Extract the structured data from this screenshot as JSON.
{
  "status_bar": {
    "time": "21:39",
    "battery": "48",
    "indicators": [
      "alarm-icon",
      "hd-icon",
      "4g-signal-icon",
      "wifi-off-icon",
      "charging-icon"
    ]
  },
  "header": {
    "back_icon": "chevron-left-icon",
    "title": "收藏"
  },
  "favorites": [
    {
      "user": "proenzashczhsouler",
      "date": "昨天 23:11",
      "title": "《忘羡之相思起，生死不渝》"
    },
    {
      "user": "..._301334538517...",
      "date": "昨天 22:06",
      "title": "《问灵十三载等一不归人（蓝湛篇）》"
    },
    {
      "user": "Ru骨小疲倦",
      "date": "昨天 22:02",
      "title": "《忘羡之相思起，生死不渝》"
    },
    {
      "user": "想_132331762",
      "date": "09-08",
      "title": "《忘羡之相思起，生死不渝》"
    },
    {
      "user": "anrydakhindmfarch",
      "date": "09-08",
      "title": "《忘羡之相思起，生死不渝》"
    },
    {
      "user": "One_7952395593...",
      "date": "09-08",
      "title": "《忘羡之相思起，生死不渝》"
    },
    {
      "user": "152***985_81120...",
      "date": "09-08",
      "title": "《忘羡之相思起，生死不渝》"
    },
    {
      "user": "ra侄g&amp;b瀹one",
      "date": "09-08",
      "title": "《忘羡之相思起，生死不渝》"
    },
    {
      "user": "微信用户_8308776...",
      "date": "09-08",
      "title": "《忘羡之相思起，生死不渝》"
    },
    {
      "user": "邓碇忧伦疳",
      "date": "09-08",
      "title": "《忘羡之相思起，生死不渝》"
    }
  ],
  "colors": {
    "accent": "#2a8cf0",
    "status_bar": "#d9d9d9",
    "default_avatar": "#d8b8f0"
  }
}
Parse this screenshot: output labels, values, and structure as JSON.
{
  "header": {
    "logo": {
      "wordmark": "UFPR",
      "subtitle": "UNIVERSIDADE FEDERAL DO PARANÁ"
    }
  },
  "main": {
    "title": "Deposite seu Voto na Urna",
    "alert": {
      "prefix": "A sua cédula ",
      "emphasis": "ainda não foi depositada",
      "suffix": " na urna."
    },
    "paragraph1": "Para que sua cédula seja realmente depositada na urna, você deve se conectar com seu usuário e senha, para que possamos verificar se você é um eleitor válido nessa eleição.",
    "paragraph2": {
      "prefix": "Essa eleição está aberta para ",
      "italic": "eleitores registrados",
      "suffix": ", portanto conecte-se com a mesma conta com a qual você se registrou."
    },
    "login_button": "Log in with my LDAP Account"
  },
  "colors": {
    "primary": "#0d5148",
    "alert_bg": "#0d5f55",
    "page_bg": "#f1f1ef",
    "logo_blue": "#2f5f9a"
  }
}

» Job
Restate every entry word for word.

» Response
Extract the structured data from this screenshot as JSON.
{
  "status_bar": {
    "time": "21:39",
    "battery": "48",
    "indicators": [
      "alarm-icon",
      "hd-icon",
      "4g-signal-icon",
      "wifi-off-icon",
      "charging-icon"
    ]
  },
  "header": {
    "back_icon": "chevron-left-icon",
    "title": "收藏"
  },
  "favorites": [
    {
      "user": "proenzashczhsouler",
      "date": "昨天 23:11",
      "title": "《忘羡之相思起，生死不渝》"
    },
    {
      "user": "..._301334538517...",
      "date": "昨天 22:06",
      "title": "《问灵十三载等一不归人（蓝湛篇）》"
    },
    {
      "user": "Ru骨小疲倦",
      "date": "昨天 22:02",
      "title": "《忘羡之相思起，生死不渝》"
    },
    {
      "user": "想_132331762",
      "date": "09-08",
      "title": "《忘羡之相思起，生死不渝》"
    },
    {
      "user": "anrydakhindmfarch",
      "date": "09-08",
      "title": "《忘羡之相思起，生死不渝》"
    },
    {
      "user": "One_7952395593...",
      "date": "09-08",
      "title": "《忘羡之相思起，生死不渝》"
    },
    {
      "user": "152***985_81120...",
      "date": "09-08",
      "title": "《忘羡之相思起，生死不渝》"
    },
    {
      "user": "ra侄g&amp;b瀹one",
      "date": "09-08",
      "title": "《忘羡之相思起，生死不渝》"
    },
    {
      "user": "微信用户_8308776...",
      "date": "09-08",
      "title": "《忘羡之相思起，生死不渝》"
    },
    {
      "user": "邓碇忧伦疳",
      "date": "09-08",
      "title": "《忘羡之相思起，生死不渝》"
    }
  ],
  "colors": {
    "accent": "#2a8cf0",
    "status_bar": "#d9d9d9",
    "default_avatar": "#d8b8f0"
  }
}
Parse this screenshot: output labels, values, and structure as JSON.
{
  "header": {
    "logo": {
      "wordmark": "UFPR",
      "subtitle": "UNIVERSIDADE FEDERAL DO PARANÁ"
    }
  },
  "main": {
    "title": "Deposite seu Voto na Urna",
    "alert": {
      "prefix": "A sua cédula ",
      "emphasis": "ainda não foi depositada",
      "suffix": " na urna."
    },
    "paragraph1": "Para que sua cédula seja realmente depositada na urna, você deve se conectar com seu usuário e senha, para que possamos verificar se você é um eleitor válido nessa eleição.",
    "paragraph2": {
      "prefix": "Essa eleição está aberta para ",
      "italic": "eleitores registrados",
      "suffix": ", portanto conecte-se com a mesma conta com a qual você se registrou."
    },
    "login_button": "Log in with my LDAP Account"
  },
  "colors": {
    "primary": "#0d5148",
    "alert_bg": "#0d5f55",
    "page_bg": "#f1f1ef",
    "logo_blue": "#2f5f9a"
  }
}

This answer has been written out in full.